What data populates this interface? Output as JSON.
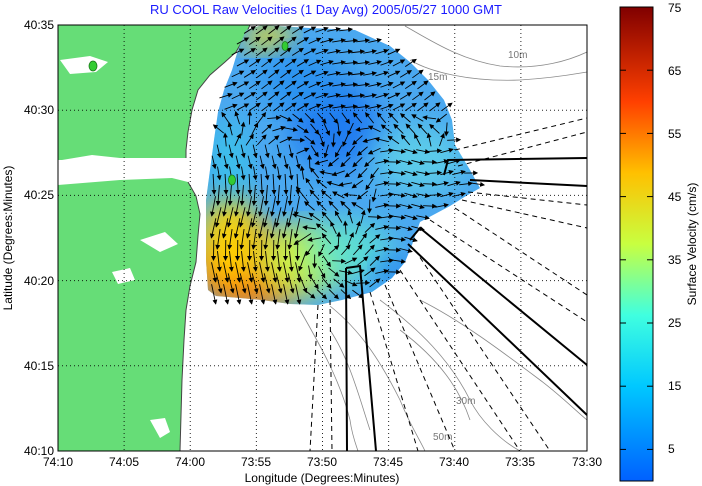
{
  "chart_data": {
    "type": "vector-field-map",
    "title": "RU COOL Raw Velocities (1 Day Avg) 2005/05/27 1000 GMT",
    "xlabel": "Longitude (Degrees:Minutes)",
    "ylabel": "Latitude (Degrees:Minutes)",
    "x_ticks": [
      "74:10",
      "74:05",
      "74:00",
      "73:55",
      "73:50",
      "73:45",
      "73:40",
      "73:35",
      "73:30"
    ],
    "y_ticks": [
      "40:35",
      "40:30",
      "40:25",
      "40:20",
      "40:15",
      "40:10"
    ],
    "xlim_minutes_west": [
      10,
      -30
    ],
    "ylim_minutes_north": [
      10,
      35
    ],
    "grid": true,
    "contour_labels": [
      "10m",
      "15m",
      "30m",
      "50m"
    ],
    "colorbar": {
      "label": "Surface Velocity (cm/s)",
      "ticks": [
        5,
        15,
        25,
        35,
        45,
        55,
        65,
        75
      ],
      "range": [
        0,
        75
      ],
      "colormap": "jet"
    },
    "colors": {
      "land": "#66dd77",
      "water": "#ffffff",
      "grid": "#000000",
      "contour": "#8a8a8a",
      "title": "#1a1aff",
      "site_marker": "#44cc44"
    }
  }
}
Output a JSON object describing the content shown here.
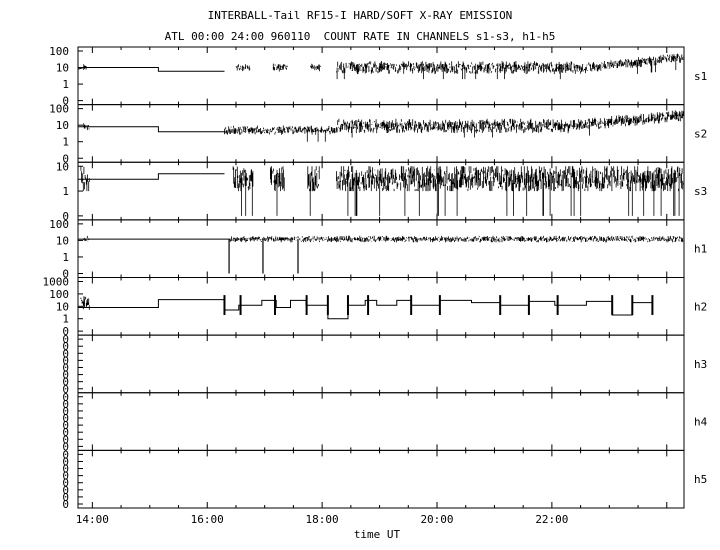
{
  "title": "INTERBALL-Tail RF15-I HARD/SOFT X-RAY EMISSION",
  "subtitle": "ATL 00:00 24:00 960110  COUNT RATE IN CHANNELS s1-s3, h1-h5",
  "xlabel": "time UT",
  "colors": {
    "background": "#ffffff",
    "ink": "#000000"
  },
  "chart_data": {
    "type": "line",
    "title": "INTERBALL-Tail RF15-I HARD/SOFT X-RAY EMISSION",
    "subtitle": "ATL 00:00 24:00 960110  COUNT RATE IN CHANNELS s1-s3, h1-h5",
    "xlabel": "time UT",
    "xlim": [
      13.75,
      24.3
    ],
    "x_ticks": [
      "14:00",
      "16:00",
      "18:00",
      "20:00",
      "22:00"
    ],
    "x_tick_values": [
      14,
      16,
      18,
      20,
      22
    ],
    "grid": false,
    "panels": [
      {
        "name": "s1",
        "y_ticks": [
          "100",
          "10",
          "1",
          "0"
        ],
        "y_scale": "log",
        "segments": [
          {
            "kind": "step",
            "points": [
              [
                13.75,
                8
              ],
              [
                13.85,
                10
              ],
              [
                15.15,
                10
              ],
              [
                15.15,
                6
              ],
              [
                16.3,
                6
              ]
            ]
          },
          {
            "kind": "noise",
            "x": [
              13.85,
              13.9
            ],
            "level": 10,
            "spread": 0.3
          },
          {
            "kind": "noise",
            "x": [
              16.5,
              16.75
            ],
            "level": 10,
            "spread": 0.3
          },
          {
            "kind": "noise",
            "x": [
              17.15,
              17.4
            ],
            "level": 10,
            "spread": 0.3
          },
          {
            "kind": "noise",
            "x": [
              17.8,
              17.97
            ],
            "level": 10,
            "spread": 0.3
          },
          {
            "kind": "noise",
            "x": [
              18.25,
              22.6
            ],
            "level": 10,
            "spread": 0.5
          },
          {
            "kind": "ramp",
            "x": [
              22.6,
              24.3
            ],
            "from": 10,
            "to": 40,
            "spread": 0.4
          }
        ]
      },
      {
        "name": "s2",
        "y_ticks": [
          "100",
          "10",
          "1",
          "0"
        ],
        "y_scale": "log",
        "segments": [
          {
            "kind": "step",
            "points": [
              [
                13.75,
                8
              ],
              [
                15.15,
                8
              ],
              [
                15.15,
                4
              ],
              [
                16.3,
                4
              ]
            ]
          },
          {
            "kind": "noise",
            "x": [
              13.85,
              13.95
            ],
            "level": 8,
            "spread": 0.3
          },
          {
            "kind": "noise",
            "x": [
              16.3,
              18.25
            ],
            "level": 5,
            "spread": 0.35
          },
          {
            "kind": "noise",
            "x": [
              18.25,
              22.3
            ],
            "level": 9,
            "spread": 0.55
          },
          {
            "kind": "ramp",
            "x": [
              22.3,
              24.3
            ],
            "from": 9,
            "to": 40,
            "spread": 0.45
          }
        ]
      },
      {
        "name": "s3",
        "y_ticks": [
          "10",
          "1",
          "0"
        ],
        "y_scale": "log",
        "segments": [
          {
            "kind": "step",
            "points": [
              [
                13.75,
                3
              ],
              [
                15.15,
                3
              ],
              [
                15.15,
                5
              ],
              [
                16.3,
                5
              ]
            ]
          },
          {
            "kind": "noise",
            "x": [
              13.8,
              13.95
            ],
            "level": 3,
            "spread": 0.7
          },
          {
            "kind": "noise",
            "x": [
              16.45,
              16.8
            ],
            "level": 3,
            "spread": 0.8
          },
          {
            "kind": "noise",
            "x": [
              17.1,
              17.35
            ],
            "level": 3,
            "spread": 0.8
          },
          {
            "kind": "noise",
            "x": [
              17.75,
              17.95
            ],
            "level": 3,
            "spread": 0.8
          },
          {
            "kind": "noise",
            "x": [
              18.25,
              24.3
            ],
            "level": 3,
            "spread": 0.8
          }
        ]
      },
      {
        "name": "h1",
        "y_ticks": [
          "100",
          "10",
          "1",
          "0"
        ],
        "y_scale": "log",
        "segments": [
          {
            "kind": "step",
            "points": [
              [
                13.75,
                12
              ],
              [
                16.4,
                12
              ]
            ]
          },
          {
            "kind": "noise",
            "x": [
              13.85,
              13.95
            ],
            "level": 12,
            "spread": 0.25
          },
          {
            "kind": "noise",
            "x": [
              16.4,
              24.3
            ],
            "level": 12,
            "spread": 0.25
          },
          {
            "kind": "dip",
            "x": 16.38
          },
          {
            "kind": "dip",
            "x": 16.97
          },
          {
            "kind": "dip",
            "x": 17.58
          }
        ]
      },
      {
        "name": "h2",
        "y_ticks": [
          "1000",
          "100",
          "10",
          "1",
          "0"
        ],
        "y_scale": "log",
        "segments": [
          {
            "kind": "step",
            "points": [
              [
                13.75,
                8
              ],
              [
                15.15,
                8
              ],
              [
                15.15,
                35
              ],
              [
                16.3,
                35
              ],
              [
                16.3,
                5
              ],
              [
                16.55,
                5
              ],
              [
                16.55,
                12
              ],
              [
                16.95,
                12
              ],
              [
                16.95,
                30
              ],
              [
                17.2,
                30
              ],
              [
                17.2,
                8
              ],
              [
                17.45,
                8
              ],
              [
                17.45,
                30
              ],
              [
                17.72,
                30
              ],
              [
                17.72,
                12
              ],
              [
                18.1,
                12
              ],
              [
                18.1,
                1
              ],
              [
                18.45,
                1
              ],
              [
                18.45,
                12
              ],
              [
                18.75,
                12
              ],
              [
                18.75,
                30
              ],
              [
                18.95,
                30
              ],
              [
                18.95,
                12
              ],
              [
                19.3,
                12
              ],
              [
                19.3,
                30
              ],
              [
                19.55,
                30
              ],
              [
                19.55,
                12
              ],
              [
                20.05,
                12
              ],
              [
                20.05,
                30
              ],
              [
                20.6,
                30
              ],
              [
                20.6,
                20
              ],
              [
                21.1,
                20
              ],
              [
                21.1,
                12
              ],
              [
                21.6,
                12
              ],
              [
                21.6,
                25
              ],
              [
                22.05,
                25
              ],
              [
                22.05,
                12
              ],
              [
                22.6,
                12
              ],
              [
                22.6,
                25
              ],
              [
                23.05,
                25
              ],
              [
                23.05,
                2
              ],
              [
                23.4,
                2
              ],
              [
                23.4,
                20
              ],
              [
                23.75,
                20
              ]
            ]
          },
          {
            "kind": "noise",
            "x": [
              13.8,
              13.95
            ],
            "level": 20,
            "spread": 0.8
          },
          {
            "kind": "spike",
            "x": [
              16.3,
              16.58,
              17.18,
              17.73,
              18.1,
              18.45,
              18.8,
              19.55,
              20.05,
              21.1,
              21.6,
              22.1,
              23.05,
              23.4,
              23.75
            ]
          }
        ]
      },
      {
        "name": "h3",
        "y_ticks": [
          "0",
          "0",
          "0",
          "0",
          "0",
          "0",
          "0",
          "0"
        ],
        "y_scale": "log",
        "segments": []
      },
      {
        "name": "h4",
        "y_ticks": [
          "0",
          "0",
          "0",
          "0",
          "0",
          "0",
          "0",
          "0"
        ],
        "y_scale": "log",
        "segments": []
      },
      {
        "name": "h5",
        "y_ticks": [
          "0",
          "0",
          "0",
          "0",
          "0",
          "0",
          "0",
          "0"
        ],
        "y_scale": "log",
        "segments": []
      }
    ]
  }
}
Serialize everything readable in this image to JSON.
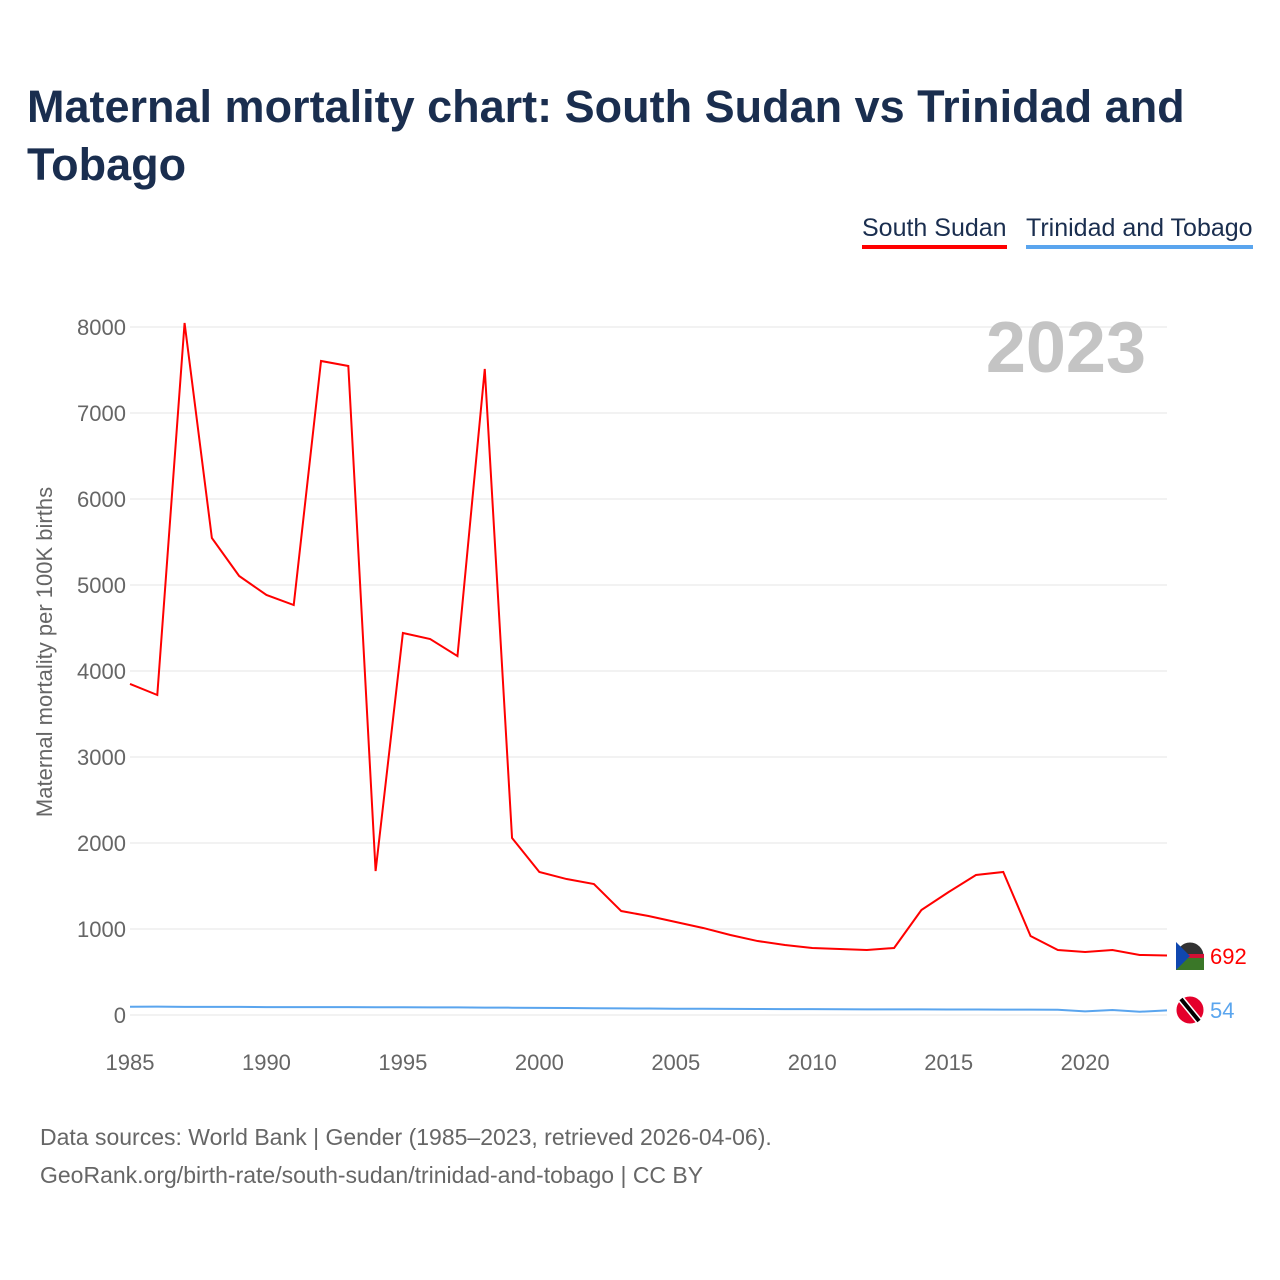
{
  "chart_data": {
    "type": "line",
    "title": "Maternal mortality chart: South Sudan vs Trinidad and Tobago",
    "xlabel": "",
    "ylabel": "Maternal mortality per 100K births",
    "xlim": [
      1985,
      2023
    ],
    "ylim": [
      0,
      8000
    ],
    "yticks": [
      0,
      1000,
      2000,
      3000,
      4000,
      5000,
      6000,
      7000,
      8000
    ],
    "xticks": [
      1985,
      1990,
      1995,
      2000,
      2005,
      2010,
      2015,
      2020
    ],
    "year_label": "2023",
    "legend_position": "top-right",
    "x": [
      1985,
      1986,
      1987,
      1988,
      1989,
      1990,
      1991,
      1992,
      1993,
      1994,
      1995,
      1996,
      1997,
      1998,
      1999,
      2000,
      2001,
      2002,
      2003,
      2004,
      2005,
      2006,
      2007,
      2008,
      2009,
      2010,
      2011,
      2012,
      2013,
      2014,
      2015,
      2016,
      2017,
      2018,
      2019,
      2020,
      2021,
      2022,
      2023
    ],
    "series": [
      {
        "name": "South Sudan",
        "color": "#ff0000",
        "end_label": "692",
        "values": [
          3849,
          3721,
          8047,
          5547,
          5105,
          4884,
          4767,
          7605,
          7547,
          1674,
          4442,
          4372,
          4174,
          7512,
          2058,
          1663,
          1581,
          1523,
          1209,
          1151,
          1081,
          1012,
          930,
          860,
          814,
          779,
          767,
          756,
          779,
          1221,
          1430,
          1628,
          1663,
          919,
          756,
          733,
          756,
          698,
          692
        ]
      },
      {
        "name": "Trinidad and Tobago",
        "color": "#5aa5ee",
        "end_label": "54",
        "values": [
          96,
          97,
          95,
          94,
          94,
          92,
          91,
          92,
          91,
          90,
          90,
          89,
          88,
          86,
          85,
          83,
          81,
          79,
          77,
          75,
          73,
          72,
          71,
          70,
          69,
          68,
          67,
          66,
          65,
          65,
          64,
          64,
          63,
          62,
          61,
          42,
          58,
          38,
          54
        ]
      }
    ]
  },
  "footer": {
    "line1": "Data sources: World Bank | Gender (1985–2023, retrieved 2026-04-06).",
    "line2": "GeoRank.org/birth-rate/south-sudan/trinidad-and-tobago | CC BY"
  }
}
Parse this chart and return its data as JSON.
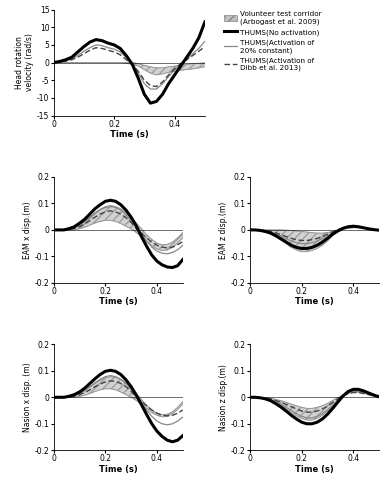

#### [Requirements]
How many lines in the records hold the string "JSON"? Reply with the number alone.

#### [Written answer]
4